►

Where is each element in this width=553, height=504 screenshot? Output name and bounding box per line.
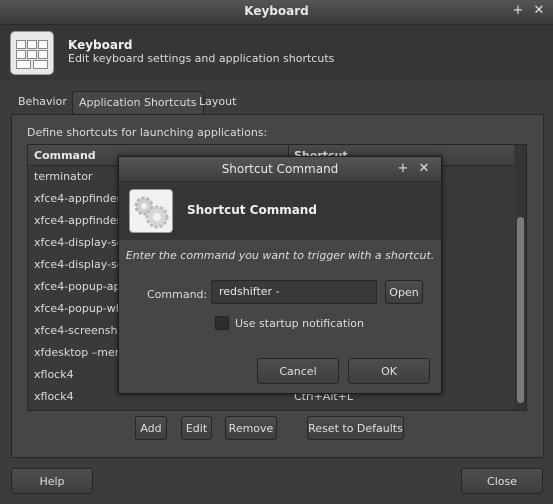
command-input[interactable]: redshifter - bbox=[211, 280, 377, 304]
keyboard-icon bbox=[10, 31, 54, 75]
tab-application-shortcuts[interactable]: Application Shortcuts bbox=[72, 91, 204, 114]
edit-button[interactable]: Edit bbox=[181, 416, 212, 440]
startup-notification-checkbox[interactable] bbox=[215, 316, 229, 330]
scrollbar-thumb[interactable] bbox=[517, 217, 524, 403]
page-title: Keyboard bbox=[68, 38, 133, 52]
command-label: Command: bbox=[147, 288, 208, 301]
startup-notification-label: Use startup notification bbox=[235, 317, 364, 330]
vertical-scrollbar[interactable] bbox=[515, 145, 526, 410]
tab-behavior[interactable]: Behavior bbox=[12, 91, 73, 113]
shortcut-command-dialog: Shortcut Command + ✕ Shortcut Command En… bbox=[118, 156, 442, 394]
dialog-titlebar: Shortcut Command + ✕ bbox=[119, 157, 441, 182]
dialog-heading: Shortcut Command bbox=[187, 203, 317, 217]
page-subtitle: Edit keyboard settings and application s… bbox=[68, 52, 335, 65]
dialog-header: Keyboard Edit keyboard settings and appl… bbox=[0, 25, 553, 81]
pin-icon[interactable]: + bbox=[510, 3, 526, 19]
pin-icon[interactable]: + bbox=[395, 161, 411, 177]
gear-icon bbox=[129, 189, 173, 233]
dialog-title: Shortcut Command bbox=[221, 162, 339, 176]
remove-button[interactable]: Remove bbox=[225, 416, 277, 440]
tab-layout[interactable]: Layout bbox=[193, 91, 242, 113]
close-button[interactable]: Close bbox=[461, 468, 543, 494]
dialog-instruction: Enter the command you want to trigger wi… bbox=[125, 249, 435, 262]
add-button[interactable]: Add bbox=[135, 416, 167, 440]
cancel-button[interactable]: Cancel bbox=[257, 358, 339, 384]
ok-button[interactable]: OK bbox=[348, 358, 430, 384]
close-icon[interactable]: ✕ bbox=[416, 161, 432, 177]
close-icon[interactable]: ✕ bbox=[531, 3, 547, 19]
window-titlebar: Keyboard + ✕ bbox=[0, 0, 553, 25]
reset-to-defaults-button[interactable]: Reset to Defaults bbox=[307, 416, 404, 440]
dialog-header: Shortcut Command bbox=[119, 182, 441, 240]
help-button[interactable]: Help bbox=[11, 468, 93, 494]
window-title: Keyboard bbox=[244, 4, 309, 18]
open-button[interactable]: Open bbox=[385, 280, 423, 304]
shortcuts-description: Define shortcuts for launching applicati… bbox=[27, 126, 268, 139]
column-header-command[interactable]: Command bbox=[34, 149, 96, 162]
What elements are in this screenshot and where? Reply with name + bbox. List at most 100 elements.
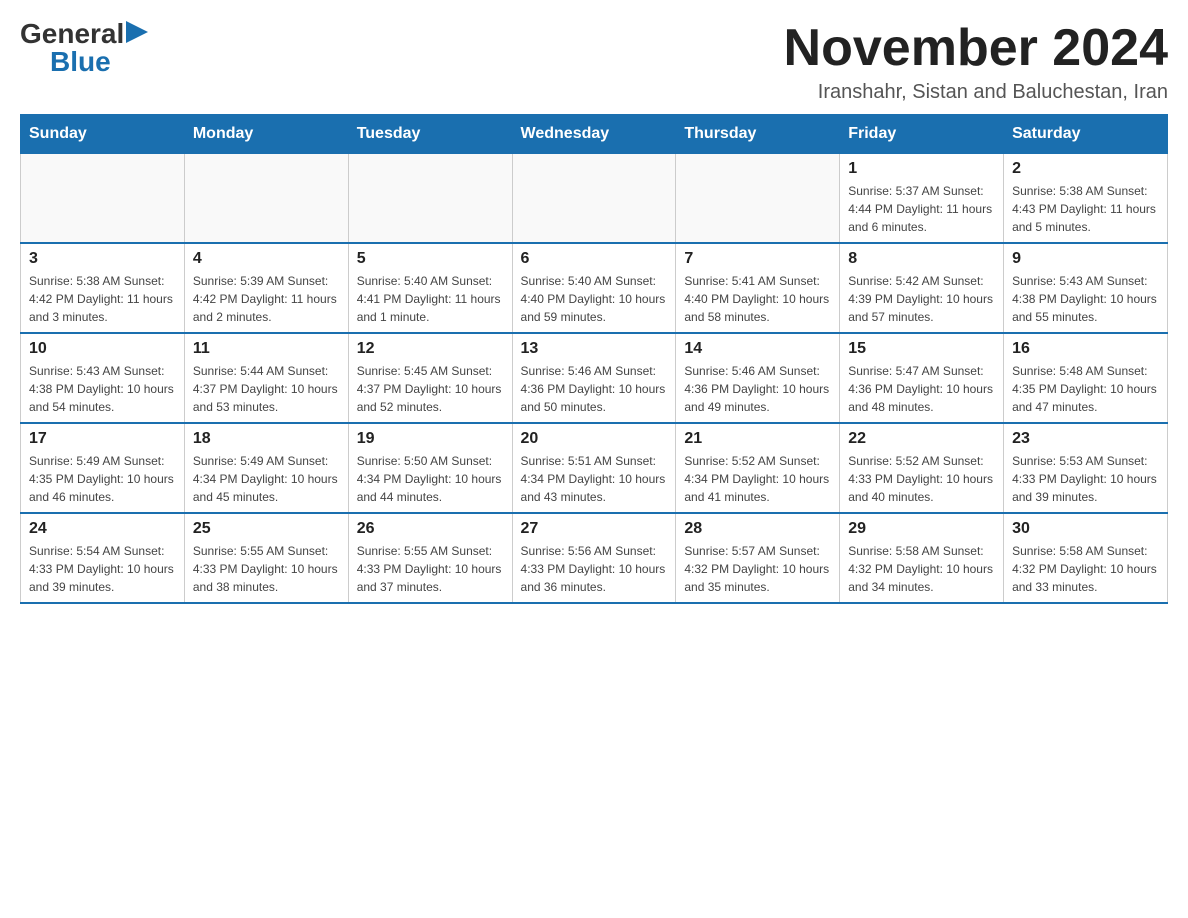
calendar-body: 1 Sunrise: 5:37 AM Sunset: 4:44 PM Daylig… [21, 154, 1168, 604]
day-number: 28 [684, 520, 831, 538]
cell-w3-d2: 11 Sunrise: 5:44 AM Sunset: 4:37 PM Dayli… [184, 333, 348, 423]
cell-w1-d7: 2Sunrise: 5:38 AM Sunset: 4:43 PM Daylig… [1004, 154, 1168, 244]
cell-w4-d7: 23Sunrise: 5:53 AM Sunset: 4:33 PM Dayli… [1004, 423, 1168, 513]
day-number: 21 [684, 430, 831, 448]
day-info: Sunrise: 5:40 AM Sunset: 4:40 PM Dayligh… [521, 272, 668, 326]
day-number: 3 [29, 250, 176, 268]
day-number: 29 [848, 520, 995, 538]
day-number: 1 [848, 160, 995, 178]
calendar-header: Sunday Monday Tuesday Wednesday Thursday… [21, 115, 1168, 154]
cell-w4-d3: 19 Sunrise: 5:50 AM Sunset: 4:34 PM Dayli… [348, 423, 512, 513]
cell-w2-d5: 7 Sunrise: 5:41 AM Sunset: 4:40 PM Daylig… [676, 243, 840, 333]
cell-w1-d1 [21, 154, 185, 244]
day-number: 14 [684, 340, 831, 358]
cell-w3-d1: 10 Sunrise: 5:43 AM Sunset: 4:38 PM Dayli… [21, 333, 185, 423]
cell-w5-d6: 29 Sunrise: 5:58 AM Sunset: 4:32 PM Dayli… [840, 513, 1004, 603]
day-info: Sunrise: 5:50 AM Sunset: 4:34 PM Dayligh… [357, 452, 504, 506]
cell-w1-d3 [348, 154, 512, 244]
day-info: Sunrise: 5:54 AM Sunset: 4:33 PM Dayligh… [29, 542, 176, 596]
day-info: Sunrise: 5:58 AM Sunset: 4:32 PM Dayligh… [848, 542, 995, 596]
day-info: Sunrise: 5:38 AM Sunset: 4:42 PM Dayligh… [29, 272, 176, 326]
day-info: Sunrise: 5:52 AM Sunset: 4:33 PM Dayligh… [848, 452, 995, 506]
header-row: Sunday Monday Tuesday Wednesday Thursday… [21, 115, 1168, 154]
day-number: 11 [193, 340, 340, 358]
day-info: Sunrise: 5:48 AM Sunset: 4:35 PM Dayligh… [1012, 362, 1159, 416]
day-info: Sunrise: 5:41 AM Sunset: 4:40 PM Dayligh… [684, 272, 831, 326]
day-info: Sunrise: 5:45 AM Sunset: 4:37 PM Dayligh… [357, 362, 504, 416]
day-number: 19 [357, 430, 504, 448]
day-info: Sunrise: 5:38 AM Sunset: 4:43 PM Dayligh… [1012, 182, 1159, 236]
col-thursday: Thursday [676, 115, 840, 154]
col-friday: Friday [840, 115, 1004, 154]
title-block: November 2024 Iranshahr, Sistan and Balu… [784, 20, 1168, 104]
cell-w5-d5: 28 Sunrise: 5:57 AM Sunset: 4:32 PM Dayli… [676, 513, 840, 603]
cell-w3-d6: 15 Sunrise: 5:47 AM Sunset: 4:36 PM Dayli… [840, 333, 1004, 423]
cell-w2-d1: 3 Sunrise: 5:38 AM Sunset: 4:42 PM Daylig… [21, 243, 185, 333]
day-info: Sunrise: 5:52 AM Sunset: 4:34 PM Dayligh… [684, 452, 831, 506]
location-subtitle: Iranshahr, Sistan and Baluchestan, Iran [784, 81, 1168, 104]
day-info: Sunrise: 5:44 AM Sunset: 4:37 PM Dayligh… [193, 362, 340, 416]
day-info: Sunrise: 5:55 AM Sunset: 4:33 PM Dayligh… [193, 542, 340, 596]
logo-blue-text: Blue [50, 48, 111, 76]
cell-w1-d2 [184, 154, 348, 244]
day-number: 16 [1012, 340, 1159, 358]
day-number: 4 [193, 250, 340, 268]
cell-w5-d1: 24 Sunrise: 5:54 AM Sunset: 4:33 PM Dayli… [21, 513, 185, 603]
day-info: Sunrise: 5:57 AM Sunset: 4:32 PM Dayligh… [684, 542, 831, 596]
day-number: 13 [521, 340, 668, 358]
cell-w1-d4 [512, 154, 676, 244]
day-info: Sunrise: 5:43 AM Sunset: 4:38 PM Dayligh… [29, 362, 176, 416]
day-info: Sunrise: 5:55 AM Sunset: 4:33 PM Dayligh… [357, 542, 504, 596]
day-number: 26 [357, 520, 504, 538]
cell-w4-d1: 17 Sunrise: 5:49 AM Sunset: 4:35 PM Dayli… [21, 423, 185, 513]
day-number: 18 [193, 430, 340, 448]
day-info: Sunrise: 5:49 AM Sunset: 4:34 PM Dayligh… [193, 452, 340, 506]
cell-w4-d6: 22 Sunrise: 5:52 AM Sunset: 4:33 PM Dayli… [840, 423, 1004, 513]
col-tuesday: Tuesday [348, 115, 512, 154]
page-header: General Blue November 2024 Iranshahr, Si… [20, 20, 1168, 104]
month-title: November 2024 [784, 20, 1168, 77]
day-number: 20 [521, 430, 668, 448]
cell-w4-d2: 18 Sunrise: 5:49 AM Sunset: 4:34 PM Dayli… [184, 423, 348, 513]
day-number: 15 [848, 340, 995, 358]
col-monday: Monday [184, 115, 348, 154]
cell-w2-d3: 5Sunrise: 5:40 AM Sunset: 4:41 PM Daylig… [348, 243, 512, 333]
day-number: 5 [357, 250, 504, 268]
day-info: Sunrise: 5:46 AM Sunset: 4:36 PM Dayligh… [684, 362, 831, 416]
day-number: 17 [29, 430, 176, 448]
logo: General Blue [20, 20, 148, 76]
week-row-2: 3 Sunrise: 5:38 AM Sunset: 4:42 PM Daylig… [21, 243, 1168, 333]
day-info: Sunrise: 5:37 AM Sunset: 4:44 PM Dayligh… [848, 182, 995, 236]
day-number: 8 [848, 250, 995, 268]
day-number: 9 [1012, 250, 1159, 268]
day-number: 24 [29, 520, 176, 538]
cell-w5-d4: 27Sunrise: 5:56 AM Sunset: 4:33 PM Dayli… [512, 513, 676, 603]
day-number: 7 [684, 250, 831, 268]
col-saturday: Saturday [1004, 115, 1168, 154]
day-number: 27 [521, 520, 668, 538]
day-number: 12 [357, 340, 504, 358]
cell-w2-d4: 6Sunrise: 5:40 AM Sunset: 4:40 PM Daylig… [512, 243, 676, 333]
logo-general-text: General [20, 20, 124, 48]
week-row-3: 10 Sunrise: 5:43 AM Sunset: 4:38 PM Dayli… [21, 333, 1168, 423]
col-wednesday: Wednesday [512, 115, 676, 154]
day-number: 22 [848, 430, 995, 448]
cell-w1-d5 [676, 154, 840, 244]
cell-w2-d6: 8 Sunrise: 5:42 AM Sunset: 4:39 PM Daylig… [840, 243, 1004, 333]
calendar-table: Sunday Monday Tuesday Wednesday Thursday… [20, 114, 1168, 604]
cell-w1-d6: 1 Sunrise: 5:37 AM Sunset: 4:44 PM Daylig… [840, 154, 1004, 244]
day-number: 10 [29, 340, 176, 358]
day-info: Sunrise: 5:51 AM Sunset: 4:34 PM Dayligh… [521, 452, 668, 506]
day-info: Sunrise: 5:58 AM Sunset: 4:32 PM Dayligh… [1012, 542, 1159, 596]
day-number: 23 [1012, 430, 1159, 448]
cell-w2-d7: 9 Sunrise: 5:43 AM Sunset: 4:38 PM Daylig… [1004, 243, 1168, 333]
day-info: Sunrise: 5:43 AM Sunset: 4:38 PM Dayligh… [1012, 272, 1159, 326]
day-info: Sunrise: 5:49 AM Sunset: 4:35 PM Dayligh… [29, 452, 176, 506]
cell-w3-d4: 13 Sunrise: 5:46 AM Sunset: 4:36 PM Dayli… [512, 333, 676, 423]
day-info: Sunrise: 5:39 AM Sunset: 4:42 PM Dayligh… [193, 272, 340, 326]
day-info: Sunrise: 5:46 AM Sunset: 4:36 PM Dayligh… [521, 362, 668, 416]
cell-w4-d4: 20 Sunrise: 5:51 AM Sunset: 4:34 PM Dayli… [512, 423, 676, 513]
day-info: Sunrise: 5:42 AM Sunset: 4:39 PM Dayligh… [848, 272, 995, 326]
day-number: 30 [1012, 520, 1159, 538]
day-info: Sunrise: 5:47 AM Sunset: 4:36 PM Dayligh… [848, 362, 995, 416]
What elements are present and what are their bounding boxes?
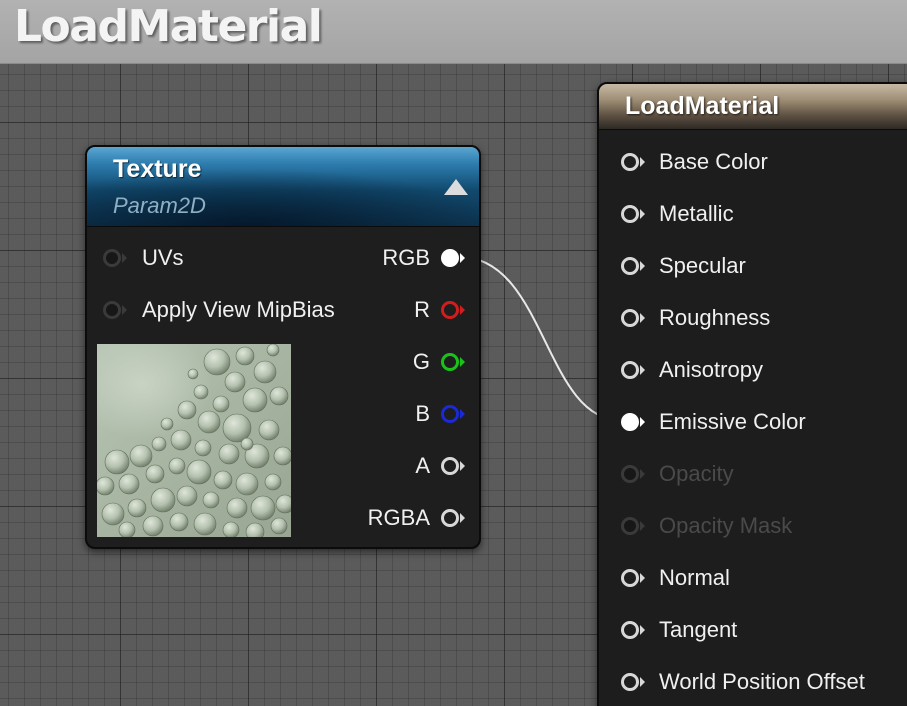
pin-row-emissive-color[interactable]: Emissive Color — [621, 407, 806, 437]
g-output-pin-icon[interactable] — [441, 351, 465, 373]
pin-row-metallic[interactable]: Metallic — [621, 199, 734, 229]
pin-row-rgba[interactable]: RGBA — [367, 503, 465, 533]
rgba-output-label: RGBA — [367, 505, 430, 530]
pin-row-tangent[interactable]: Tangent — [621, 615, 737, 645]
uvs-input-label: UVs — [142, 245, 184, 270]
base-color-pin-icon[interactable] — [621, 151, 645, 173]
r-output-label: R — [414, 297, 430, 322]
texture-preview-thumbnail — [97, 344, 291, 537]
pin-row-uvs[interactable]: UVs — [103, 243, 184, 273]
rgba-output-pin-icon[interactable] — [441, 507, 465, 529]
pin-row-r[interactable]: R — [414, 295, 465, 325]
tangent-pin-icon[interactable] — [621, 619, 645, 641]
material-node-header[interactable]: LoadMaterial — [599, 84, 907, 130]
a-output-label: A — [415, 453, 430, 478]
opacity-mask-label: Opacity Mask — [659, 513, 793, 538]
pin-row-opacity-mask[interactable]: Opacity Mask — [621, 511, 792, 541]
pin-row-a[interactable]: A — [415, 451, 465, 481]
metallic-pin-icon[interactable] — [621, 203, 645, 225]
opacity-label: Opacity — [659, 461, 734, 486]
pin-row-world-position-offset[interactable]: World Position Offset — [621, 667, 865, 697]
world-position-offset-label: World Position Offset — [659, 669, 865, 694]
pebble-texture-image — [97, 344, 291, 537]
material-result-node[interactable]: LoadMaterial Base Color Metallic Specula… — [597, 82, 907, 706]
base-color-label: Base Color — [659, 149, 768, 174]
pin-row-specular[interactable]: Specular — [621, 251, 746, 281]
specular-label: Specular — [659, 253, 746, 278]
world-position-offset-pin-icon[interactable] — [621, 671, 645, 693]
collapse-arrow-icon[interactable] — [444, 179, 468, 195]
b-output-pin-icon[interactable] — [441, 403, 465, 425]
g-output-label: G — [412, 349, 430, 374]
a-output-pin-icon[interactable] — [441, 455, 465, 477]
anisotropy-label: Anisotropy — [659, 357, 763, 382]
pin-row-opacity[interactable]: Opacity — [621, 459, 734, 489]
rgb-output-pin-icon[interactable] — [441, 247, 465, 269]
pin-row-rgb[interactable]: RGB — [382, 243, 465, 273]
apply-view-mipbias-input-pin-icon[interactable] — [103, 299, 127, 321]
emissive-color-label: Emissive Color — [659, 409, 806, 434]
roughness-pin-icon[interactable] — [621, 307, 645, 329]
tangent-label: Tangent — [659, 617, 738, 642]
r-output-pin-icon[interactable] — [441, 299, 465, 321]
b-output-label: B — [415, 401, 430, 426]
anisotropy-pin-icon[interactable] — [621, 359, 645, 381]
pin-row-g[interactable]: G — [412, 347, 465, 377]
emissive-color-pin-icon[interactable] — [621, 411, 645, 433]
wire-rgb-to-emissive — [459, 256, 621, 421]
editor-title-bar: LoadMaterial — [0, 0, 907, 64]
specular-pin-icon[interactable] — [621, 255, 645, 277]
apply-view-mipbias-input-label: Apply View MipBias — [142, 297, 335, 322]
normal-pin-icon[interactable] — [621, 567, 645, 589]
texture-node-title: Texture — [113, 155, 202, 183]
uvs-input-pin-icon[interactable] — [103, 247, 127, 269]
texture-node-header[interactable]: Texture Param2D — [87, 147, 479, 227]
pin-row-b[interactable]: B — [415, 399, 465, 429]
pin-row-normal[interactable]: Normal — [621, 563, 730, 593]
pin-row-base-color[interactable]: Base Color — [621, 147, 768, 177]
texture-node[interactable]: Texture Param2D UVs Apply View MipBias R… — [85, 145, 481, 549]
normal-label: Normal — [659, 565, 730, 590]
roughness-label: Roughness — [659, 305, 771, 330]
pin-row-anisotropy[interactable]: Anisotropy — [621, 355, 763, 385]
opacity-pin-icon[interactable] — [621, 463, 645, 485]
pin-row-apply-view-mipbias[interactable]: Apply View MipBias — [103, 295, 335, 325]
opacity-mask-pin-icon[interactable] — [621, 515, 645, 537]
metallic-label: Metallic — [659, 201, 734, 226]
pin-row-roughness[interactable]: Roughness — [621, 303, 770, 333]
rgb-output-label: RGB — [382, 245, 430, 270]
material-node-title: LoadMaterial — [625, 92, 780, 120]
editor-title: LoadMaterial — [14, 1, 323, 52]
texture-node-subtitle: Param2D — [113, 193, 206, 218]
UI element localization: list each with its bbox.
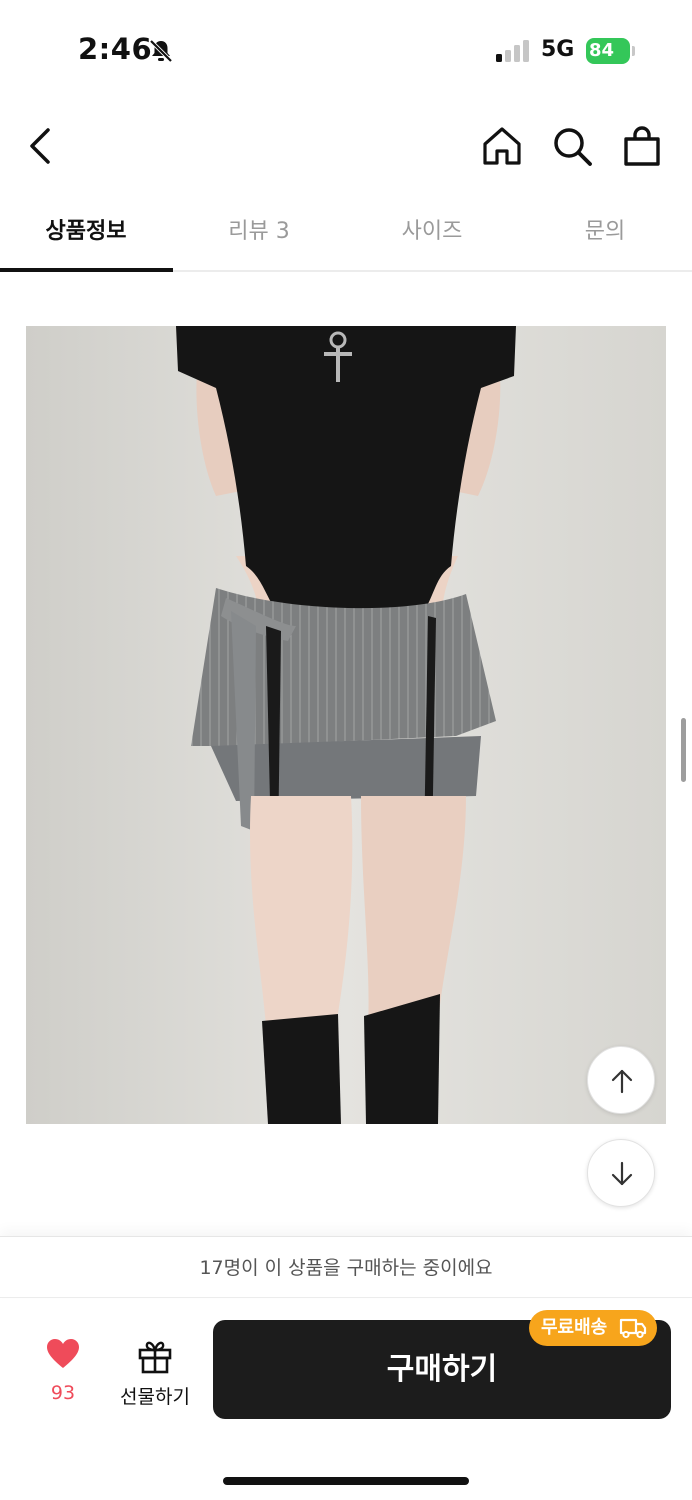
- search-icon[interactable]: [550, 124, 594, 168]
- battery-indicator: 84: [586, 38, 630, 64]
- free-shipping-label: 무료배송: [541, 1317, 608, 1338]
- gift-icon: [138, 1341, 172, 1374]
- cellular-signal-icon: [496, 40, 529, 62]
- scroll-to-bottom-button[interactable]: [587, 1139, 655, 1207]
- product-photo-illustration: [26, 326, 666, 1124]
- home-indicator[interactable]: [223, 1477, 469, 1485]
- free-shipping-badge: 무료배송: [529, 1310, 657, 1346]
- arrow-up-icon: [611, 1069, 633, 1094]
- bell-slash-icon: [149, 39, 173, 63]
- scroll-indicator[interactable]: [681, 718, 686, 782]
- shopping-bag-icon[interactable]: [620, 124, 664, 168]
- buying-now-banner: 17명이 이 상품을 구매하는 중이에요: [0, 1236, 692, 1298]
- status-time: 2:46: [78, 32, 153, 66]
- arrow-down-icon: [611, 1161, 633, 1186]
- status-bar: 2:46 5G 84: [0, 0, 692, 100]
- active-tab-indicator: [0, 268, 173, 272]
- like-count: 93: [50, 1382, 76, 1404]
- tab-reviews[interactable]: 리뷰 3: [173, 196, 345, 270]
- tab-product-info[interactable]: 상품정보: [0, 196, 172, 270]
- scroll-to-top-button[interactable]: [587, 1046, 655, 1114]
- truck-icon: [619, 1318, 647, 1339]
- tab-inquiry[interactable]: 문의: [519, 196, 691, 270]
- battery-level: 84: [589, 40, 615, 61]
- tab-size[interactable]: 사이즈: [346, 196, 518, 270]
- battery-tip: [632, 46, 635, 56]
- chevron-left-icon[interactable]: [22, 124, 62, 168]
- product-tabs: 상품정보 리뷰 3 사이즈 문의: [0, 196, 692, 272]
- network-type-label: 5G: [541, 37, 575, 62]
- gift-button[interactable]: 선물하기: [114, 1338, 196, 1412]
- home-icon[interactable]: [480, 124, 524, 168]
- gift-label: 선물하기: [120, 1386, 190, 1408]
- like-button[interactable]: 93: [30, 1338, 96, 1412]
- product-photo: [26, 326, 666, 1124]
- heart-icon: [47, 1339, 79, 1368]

◄

GIVEN TASK: Could you turn the stretch of the material from the line containing "pin-row-emissive-color[interactable]: Emissive Color" through the line containing "rgba-output-label: RGBA —" into a Markdown table? Use the columns Row and Line, number each line, and leave out blank ones.

SOLVED PROBLEM:
| Row | Line |
|---|---|
| 1 | pin-row-emissive-color[interactable]: Emissive Color — [621, 407, 806, 437] |
| 2 | g-output-pin-icon[interactable] — [441, 351, 465, 373] |
| 3 | pin-row-metallic[interactable]: Metallic — [621, 199, 734, 229] |
| 4 | pin-row-rgba[interactable]: RGBA — [367, 503, 465, 533] |
| 5 | rgba-output-label: RGBA — [367, 505, 430, 530] |